Problem.
Which lines contain the word "this"? Return each of them as written.

Data shown.
☆ ☆ ☆ ☆ ☆
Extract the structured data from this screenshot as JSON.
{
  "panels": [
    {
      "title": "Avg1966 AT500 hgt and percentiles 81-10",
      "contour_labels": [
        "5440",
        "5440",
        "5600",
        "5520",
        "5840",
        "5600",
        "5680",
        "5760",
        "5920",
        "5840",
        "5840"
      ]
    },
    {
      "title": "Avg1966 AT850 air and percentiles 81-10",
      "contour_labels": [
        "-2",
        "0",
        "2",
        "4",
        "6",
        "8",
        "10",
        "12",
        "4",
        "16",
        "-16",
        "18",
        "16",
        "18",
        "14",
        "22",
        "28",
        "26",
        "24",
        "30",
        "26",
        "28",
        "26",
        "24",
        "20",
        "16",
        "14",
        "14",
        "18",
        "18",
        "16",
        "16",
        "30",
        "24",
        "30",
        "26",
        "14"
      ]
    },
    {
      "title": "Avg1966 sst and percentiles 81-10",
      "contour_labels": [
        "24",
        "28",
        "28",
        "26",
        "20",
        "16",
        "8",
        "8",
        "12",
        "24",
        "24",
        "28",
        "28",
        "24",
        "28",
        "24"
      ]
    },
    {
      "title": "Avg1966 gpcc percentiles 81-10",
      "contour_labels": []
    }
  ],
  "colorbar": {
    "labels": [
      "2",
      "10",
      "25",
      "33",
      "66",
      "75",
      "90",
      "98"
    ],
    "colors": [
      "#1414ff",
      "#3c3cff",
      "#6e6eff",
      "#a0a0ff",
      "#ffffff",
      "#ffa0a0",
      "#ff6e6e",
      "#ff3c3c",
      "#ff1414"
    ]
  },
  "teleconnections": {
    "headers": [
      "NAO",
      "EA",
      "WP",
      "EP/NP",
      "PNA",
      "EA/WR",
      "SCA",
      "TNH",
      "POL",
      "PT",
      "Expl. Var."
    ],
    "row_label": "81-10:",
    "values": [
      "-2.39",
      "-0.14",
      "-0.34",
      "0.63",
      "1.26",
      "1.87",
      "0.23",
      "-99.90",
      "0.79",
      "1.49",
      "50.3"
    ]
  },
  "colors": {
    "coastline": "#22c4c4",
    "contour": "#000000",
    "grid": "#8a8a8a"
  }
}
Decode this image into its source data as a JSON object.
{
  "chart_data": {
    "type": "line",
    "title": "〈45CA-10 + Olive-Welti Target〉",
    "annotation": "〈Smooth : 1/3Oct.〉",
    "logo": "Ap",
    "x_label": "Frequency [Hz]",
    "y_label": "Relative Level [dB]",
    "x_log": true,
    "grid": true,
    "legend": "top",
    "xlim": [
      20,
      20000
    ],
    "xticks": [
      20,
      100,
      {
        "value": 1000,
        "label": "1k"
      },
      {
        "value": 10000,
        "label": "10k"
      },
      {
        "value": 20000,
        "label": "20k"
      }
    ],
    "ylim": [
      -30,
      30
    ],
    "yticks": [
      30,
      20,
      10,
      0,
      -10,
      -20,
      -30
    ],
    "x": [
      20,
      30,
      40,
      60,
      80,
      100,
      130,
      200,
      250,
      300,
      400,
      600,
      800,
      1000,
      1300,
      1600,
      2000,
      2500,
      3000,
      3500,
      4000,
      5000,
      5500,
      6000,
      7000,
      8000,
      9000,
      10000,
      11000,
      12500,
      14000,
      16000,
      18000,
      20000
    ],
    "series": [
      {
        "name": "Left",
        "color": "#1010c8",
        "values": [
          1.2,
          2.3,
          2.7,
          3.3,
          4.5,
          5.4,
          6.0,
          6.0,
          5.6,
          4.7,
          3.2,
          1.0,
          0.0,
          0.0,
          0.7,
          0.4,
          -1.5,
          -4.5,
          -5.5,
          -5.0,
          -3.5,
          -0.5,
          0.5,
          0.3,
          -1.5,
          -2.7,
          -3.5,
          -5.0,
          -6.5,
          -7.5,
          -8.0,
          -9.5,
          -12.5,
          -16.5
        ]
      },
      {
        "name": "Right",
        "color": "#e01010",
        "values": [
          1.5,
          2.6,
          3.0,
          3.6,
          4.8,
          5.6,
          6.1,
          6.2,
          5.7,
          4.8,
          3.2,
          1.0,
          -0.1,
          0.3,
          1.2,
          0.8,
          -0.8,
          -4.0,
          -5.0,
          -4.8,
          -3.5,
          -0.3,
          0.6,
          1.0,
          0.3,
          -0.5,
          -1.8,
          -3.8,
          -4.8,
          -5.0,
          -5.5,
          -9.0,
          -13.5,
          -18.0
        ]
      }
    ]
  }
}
☆ ☆ ☆ ☆ ☆
The reply.
Extract the structured data from this screenshot as JSON.
Decode this image into its source data as a JSON object.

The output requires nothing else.